Task goal
Pull every line holding the string "PUEDE" from the records below.

[Extracted records]
▬▬▬▬▬▬

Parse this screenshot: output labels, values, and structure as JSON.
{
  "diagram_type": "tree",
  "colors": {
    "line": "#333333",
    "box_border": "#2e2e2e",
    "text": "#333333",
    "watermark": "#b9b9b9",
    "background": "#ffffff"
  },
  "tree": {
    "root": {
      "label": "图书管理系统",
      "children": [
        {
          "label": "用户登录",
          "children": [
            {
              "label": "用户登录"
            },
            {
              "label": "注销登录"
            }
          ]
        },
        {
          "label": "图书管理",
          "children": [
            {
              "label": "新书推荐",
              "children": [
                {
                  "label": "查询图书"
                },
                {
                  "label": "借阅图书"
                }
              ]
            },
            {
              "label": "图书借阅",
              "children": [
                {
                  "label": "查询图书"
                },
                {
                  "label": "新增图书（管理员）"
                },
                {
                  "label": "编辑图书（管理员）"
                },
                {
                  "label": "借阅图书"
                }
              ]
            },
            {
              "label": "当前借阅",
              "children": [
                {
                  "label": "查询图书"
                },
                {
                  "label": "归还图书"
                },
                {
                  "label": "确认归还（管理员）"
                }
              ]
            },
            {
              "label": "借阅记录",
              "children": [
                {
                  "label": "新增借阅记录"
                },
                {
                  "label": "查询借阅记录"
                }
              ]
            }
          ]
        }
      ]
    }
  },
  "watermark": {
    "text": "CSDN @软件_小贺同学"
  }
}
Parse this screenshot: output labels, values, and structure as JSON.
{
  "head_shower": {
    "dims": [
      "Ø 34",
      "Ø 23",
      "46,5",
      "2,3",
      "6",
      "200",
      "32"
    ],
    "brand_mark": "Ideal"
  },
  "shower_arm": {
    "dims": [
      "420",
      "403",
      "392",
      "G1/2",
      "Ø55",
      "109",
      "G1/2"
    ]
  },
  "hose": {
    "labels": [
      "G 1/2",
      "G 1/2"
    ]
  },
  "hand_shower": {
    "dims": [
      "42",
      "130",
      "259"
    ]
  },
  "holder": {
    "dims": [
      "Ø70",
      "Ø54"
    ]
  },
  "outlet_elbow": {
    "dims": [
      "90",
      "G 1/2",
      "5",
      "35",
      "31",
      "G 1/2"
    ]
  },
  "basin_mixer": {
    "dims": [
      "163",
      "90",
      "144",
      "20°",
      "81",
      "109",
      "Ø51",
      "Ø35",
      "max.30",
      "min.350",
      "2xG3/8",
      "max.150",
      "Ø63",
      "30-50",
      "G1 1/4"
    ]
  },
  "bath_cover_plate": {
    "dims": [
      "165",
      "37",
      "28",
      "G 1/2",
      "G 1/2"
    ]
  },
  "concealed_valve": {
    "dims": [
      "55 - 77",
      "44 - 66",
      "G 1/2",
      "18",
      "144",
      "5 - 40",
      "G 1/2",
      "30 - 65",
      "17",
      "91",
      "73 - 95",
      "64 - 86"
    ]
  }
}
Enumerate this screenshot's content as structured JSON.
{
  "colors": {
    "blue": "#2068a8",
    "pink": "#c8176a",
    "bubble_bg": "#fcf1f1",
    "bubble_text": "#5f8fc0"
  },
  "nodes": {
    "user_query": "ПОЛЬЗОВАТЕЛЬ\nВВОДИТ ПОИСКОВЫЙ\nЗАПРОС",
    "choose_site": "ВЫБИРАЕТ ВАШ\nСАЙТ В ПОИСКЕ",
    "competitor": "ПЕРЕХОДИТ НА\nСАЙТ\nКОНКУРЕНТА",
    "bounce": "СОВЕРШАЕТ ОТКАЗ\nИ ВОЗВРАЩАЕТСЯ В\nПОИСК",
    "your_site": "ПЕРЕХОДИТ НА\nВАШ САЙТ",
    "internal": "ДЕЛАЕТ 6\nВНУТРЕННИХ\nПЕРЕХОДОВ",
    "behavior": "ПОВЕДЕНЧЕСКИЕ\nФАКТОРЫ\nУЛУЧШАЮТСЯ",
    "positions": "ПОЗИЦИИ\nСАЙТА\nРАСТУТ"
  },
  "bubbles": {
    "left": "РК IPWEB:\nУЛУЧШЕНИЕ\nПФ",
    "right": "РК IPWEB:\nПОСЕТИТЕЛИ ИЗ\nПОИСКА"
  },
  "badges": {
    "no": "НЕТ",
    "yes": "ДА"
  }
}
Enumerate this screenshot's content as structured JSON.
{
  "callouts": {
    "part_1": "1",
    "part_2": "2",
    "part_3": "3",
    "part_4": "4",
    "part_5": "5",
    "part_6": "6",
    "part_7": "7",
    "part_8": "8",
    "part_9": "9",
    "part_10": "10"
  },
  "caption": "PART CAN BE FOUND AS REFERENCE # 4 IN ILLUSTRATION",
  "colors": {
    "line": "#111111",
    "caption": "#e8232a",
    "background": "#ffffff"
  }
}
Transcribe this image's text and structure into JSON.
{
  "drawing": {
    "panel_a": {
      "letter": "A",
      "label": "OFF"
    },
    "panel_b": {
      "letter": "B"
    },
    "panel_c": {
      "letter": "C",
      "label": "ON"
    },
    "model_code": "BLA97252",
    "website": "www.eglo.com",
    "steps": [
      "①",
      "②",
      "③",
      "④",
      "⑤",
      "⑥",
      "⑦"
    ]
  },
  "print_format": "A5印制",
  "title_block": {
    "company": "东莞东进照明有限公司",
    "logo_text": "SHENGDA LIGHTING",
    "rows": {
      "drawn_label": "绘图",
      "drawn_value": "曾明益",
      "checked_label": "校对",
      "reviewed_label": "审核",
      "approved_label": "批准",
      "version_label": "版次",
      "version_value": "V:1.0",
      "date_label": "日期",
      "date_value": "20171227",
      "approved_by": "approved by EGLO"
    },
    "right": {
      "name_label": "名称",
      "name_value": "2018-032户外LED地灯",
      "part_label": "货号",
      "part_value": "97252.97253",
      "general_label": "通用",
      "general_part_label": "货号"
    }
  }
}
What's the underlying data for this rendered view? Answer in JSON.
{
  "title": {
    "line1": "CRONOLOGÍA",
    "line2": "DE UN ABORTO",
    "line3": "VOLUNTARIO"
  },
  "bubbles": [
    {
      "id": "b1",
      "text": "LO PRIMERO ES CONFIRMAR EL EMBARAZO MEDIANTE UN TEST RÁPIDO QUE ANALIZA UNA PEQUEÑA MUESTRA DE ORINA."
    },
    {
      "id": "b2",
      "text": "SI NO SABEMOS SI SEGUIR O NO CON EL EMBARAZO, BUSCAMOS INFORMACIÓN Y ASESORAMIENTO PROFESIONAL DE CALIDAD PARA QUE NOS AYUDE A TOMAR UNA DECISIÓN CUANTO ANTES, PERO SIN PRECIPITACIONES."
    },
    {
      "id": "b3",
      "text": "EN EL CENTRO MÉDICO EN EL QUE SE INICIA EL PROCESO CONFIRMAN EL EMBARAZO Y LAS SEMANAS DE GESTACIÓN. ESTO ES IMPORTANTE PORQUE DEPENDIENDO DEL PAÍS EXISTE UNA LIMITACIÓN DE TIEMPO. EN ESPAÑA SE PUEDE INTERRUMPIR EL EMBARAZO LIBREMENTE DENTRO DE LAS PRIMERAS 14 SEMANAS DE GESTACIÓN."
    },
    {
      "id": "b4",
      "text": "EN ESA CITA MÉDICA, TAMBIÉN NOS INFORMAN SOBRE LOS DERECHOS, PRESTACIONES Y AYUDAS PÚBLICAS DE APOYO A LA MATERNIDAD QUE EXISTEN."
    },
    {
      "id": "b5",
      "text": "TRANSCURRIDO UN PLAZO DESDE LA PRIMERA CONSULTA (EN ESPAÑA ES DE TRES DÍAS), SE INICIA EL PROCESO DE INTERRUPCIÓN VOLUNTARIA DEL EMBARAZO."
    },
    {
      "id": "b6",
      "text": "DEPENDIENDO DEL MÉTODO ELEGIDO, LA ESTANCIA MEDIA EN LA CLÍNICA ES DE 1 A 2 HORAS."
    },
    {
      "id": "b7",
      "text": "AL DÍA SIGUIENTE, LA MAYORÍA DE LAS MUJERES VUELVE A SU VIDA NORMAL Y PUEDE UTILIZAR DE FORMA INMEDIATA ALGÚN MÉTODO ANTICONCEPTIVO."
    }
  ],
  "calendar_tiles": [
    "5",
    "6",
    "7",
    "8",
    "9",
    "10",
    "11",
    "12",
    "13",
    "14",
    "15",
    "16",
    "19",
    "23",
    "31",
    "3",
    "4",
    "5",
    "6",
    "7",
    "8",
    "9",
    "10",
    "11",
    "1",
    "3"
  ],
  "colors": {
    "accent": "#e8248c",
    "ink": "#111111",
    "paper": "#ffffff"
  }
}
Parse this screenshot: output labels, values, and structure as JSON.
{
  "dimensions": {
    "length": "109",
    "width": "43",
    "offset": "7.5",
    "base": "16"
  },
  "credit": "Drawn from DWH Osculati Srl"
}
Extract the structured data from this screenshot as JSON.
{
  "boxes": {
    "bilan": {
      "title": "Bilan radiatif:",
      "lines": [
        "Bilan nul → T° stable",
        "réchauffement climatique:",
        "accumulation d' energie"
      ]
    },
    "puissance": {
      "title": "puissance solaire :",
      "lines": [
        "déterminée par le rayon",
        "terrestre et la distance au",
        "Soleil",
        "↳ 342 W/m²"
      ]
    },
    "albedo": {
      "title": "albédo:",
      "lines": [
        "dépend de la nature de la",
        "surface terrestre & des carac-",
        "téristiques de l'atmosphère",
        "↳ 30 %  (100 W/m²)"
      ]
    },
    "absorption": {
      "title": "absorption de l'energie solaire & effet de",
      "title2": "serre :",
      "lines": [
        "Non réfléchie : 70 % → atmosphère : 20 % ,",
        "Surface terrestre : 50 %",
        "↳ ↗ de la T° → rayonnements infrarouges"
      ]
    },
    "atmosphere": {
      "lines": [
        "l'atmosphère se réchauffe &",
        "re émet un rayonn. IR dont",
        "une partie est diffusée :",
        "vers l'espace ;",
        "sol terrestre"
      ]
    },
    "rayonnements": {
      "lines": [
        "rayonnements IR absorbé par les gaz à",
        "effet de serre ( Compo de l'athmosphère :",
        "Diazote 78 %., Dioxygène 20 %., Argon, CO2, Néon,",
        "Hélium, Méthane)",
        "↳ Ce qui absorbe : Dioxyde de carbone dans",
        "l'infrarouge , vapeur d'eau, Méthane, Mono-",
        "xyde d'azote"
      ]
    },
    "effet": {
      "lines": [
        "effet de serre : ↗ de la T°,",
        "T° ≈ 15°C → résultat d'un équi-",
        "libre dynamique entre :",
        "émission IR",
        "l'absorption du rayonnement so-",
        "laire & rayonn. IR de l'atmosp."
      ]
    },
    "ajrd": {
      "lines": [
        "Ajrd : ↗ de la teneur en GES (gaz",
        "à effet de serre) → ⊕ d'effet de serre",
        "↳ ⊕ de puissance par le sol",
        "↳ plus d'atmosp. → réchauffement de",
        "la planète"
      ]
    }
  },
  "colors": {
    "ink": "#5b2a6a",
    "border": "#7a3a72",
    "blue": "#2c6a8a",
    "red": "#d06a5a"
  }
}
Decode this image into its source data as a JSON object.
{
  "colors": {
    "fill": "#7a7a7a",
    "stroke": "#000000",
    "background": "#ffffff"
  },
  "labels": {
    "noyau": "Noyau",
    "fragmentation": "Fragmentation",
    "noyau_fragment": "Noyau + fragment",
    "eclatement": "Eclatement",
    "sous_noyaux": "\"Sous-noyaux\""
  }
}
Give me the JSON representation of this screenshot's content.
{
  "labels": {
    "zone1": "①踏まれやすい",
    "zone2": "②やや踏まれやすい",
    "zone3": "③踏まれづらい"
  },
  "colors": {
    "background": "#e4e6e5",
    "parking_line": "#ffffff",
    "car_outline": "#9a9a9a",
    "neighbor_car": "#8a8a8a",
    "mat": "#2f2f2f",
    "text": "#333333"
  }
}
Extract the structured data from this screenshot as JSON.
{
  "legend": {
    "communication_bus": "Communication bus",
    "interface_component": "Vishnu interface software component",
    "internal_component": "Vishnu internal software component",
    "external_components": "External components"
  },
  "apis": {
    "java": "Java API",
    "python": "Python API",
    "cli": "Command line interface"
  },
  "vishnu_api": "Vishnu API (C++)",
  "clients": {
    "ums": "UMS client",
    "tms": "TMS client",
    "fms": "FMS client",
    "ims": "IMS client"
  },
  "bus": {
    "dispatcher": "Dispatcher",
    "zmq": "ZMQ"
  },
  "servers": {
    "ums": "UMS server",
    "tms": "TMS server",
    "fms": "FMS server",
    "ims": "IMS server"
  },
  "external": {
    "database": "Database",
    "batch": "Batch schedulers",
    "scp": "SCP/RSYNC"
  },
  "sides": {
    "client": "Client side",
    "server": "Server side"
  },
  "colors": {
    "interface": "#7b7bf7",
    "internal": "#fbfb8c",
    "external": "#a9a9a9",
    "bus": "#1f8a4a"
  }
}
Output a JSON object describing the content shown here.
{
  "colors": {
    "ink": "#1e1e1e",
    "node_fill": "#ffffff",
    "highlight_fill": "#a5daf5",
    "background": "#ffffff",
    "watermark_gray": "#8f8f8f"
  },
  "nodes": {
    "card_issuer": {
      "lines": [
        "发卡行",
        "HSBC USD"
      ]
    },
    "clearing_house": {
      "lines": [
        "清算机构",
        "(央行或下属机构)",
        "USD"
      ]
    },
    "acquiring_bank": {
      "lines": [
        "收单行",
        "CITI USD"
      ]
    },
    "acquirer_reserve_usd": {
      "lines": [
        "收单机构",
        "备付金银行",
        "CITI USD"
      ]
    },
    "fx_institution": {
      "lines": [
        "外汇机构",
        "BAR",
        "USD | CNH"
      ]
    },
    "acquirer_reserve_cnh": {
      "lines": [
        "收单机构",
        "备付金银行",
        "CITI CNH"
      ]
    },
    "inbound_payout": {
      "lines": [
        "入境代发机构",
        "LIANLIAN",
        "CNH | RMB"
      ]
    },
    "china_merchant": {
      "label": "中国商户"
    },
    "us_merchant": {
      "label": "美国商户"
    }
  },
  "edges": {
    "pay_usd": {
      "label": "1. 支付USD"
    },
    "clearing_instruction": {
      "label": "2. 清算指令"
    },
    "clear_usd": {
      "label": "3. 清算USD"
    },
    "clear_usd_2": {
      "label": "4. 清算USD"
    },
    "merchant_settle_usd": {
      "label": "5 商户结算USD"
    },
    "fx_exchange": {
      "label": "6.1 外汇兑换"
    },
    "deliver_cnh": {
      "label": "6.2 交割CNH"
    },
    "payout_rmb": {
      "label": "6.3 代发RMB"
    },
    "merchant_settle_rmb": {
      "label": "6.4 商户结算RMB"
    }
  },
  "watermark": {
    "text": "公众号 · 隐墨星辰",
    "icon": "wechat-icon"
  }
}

▬▬▬▬▬▬

Full answer
      "text": "EN EL CENTRO MÉDICO EN EL QUE SE INICIA EL PROCESO CONFIRMAN EL EMBARAZO Y LAS SEMANAS DE GESTACIÓN. ESTO ES IMPORTANTE PORQUE DEPENDIENDO DEL PAÍS EXISTE UNA LIMITACIÓN DE TIEMPO. EN ESPAÑA SE PUEDE INTERRUMPIR EL EMBARAZO LIBREMENTE DENTRO DE LAS PRIMERAS 14 SEMANAS DE GESTACIÓN."
      "text": "AL DÍA SIGUIENTE, LA MAYORÍA DE LAS MUJERES VUELVE A SU VIDA NORMAL Y PUEDE UTILIZAR DE FORMA INMEDIATA ALGÚN MÉTODO ANTICONCEPTIVO."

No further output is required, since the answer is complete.